Render the following material again verbatim, leaving nothing out.

------

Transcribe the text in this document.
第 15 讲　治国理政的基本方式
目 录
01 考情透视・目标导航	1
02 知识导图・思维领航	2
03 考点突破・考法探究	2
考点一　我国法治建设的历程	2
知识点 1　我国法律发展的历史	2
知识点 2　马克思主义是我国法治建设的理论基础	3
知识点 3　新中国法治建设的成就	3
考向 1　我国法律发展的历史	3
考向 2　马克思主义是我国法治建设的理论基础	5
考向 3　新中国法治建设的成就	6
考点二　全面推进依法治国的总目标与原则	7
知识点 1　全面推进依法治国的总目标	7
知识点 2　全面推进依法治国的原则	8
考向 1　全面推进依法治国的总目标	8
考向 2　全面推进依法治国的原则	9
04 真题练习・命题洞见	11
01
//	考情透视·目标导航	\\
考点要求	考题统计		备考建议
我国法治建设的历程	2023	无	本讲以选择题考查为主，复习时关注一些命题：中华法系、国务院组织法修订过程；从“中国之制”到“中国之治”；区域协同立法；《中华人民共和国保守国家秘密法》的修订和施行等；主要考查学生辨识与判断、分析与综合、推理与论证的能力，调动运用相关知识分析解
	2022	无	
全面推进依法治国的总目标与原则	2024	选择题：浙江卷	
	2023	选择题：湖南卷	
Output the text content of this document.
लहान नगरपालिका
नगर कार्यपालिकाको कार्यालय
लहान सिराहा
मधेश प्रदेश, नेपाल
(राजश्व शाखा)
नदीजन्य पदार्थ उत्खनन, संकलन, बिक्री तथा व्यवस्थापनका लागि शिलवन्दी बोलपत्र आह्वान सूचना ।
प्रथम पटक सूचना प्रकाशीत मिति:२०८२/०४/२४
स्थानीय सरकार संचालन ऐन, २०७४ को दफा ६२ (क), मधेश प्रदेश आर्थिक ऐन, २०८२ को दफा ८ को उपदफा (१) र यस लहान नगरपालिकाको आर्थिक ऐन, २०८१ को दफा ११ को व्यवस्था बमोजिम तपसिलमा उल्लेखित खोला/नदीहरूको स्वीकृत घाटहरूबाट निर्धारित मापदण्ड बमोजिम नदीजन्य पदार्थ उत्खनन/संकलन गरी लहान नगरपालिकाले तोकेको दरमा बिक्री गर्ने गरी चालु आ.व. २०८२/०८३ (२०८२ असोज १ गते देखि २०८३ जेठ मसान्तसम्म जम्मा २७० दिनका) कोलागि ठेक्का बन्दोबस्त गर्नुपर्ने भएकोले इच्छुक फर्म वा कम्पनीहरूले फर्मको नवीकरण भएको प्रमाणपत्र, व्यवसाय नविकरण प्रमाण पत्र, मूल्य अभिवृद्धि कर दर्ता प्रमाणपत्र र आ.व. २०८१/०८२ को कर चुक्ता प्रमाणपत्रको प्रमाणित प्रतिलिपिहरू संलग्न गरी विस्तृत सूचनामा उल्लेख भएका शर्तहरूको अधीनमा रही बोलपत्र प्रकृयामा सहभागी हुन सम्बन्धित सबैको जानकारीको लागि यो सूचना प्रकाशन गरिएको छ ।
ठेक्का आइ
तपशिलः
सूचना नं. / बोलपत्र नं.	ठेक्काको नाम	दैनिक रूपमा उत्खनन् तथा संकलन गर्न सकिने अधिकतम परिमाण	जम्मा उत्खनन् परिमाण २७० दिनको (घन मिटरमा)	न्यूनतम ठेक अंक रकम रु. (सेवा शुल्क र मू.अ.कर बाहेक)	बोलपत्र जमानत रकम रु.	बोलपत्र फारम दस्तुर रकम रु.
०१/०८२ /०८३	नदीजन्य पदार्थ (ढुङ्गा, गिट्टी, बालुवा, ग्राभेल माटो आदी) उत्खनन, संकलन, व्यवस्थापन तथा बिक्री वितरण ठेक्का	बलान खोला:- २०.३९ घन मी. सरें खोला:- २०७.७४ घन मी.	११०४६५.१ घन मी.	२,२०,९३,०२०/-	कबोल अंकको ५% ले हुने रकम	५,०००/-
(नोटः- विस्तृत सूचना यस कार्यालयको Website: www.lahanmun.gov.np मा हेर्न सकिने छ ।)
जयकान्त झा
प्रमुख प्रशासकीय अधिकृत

------

> Finished task
Transcribe the text in this document.
第 15 讲　治国理政的基本方式
目 录
01 考情透视・目标导航	1
02 知识导图・思维领航	2
03 考点突破・考法探究	2
考点一　我国法治建设的历程	2
知识点 1　我国法律发展的历史	2
知识点 2　马克思主义是我国法治建设的理论基础	3
知识点 3　新中国法治建设的成就	3
考向 1　我国法律发展的历史	3
考向 2　马克思主义是我国法治建设的理论基础	5
考向 3　新中国法治建设的成就	6
考点二　全面推进依法治国的总目标与原则	7
知识点 1　全面推进依法治国的总目标	7
知识点 2　全面推进依法治国的原则	8
考向 1　全面推进依法治国的总目标	8
考向 2　全面推进依法治国的原则	9
04 真题练习・命题洞见	11
01
//	考情透视·目标导航	\\
考点要求	考题统计		备考建议
我国法治建设的历程	2023	无	本讲以选择题考查为主，复习时关注一些命题：中华法系、国务院组织法修订过程；从“中国之制”到“中国之治”；区域协同立法；《中华人民共和国保守国家秘密法》的修订和施行等；主要考查学生辨识与判断、分析与综合、推理与论证的能力，调动运用相关知识分析解
	2022	无	
全面推进依法治国的总目标与原则	2024	选择题：浙江卷	
	2023	选择题：湖南卷	
Output the text content of this document.
लहान नगरपालिका
नगर कार्यपालिकाको कार्यालय
लहान सिराहा
मधेश प्रदेश, नेपाल
(राजश्व शाखा)
नदीजन्य पदार्थ उत्खनन, संकलन, बिक्री तथा व्यवस्थापनका लागि शिलवन्दी बोलपत्र आह्वान सूचना ।
प्रथम पटक सूचना प्रकाशीत मिति:२०८२/०४/२४
स्थानीय सरकार संचालन ऐन, २०७४ को दफा ६२ (क), मधेश प्रदेश आर्थिक ऐन, २०८२ को दफा ८ को उपदफा (१) र यस लहान नगरपालिकाको आर्थिक ऐन, २०८१ को दफा ११ को व्यवस्था बमोजिम तपसिलमा उल्लेखित खोला/नदीहरूको स्वीकृत घाटहरूबाट निर्धारित मापदण्ड बमोजिम नदीजन्य पदार्थ उत्खनन/संकलन गरी लहान नगरपालिकाले तोकेको दरमा बिक्री गर्ने गरी चालु आ.व. २०८२/०८३ (२०८२ असोज १ गते देखि २०८३ जेठ मसान्तसम्म जम्मा २७० दिनका) कोलागि ठेक्का बन्दोबस्त गर्नुपर्ने भएकोले इच्छुक फर्म वा कम्पनीहरूले फर्मको नवीकरण भएको प्रमाणपत्र, व्यवसाय नविकरण प्रमाण पत्र, मूल्य अभिवृद्धि कर दर्ता प्रमाणपत्र र आ.व. २०८१/०८२ को कर चुक्ता प्रमाणपत्रको प्रमाणित प्रतिलिपिहरू संलग्न गरी विस्तृत सूचनामा उल्लेख भएका शर्तहरूको अधीनमा रही बोलपत्र प्रकृयामा सहभागी हुन सम्बन्धित सबैको जानकारीको लागि यो सूचना प्रकाशन गरिएको छ ।
ठेक्का आइ
तपशिलः
सूचना नं. / बोलपत्र नं.	ठेक्काको नाम	दैनिक रूपमा उत्खनन् तथा संकलन गर्न सकिने अधिकतम परिमाण	जम्मा उत्खनन् परिमाण २७० दिनको (घन मिटरमा)	न्यूनतम ठेक अंक रकम रु. (सेवा शुल्क र मू.अ.कर बाहेक)	बोलपत्र जमानत रकम रु.	बोलपत्र फारम दस्तुर रकम रु.
०१/०८२ /०८३	नदीजन्य पदार्थ (ढुङ्गा, गिट्टी, बालुवा, ग्राभेल माटो आदी) उत्खनन, संकलन, व्यवस्थापन तथा बिक्री वितरण ठेक्का	बलान खोला:- २०.३९ घन मी. सरें खोला:- २०७.७४ घन मी.	११०४६५.१ घन मी.	२,२०,९३,०२०/-	कबोल अंकको ५% ले हुने रकम	५,०००/-
(नोटः- विस्तृत सूचना यस कार्यालयको Website: www.lahanmun.gov.np मा हेर्न सकिने छ ।)
जयकान्त झा
प्रमुख प्रशासकीय अधिकृत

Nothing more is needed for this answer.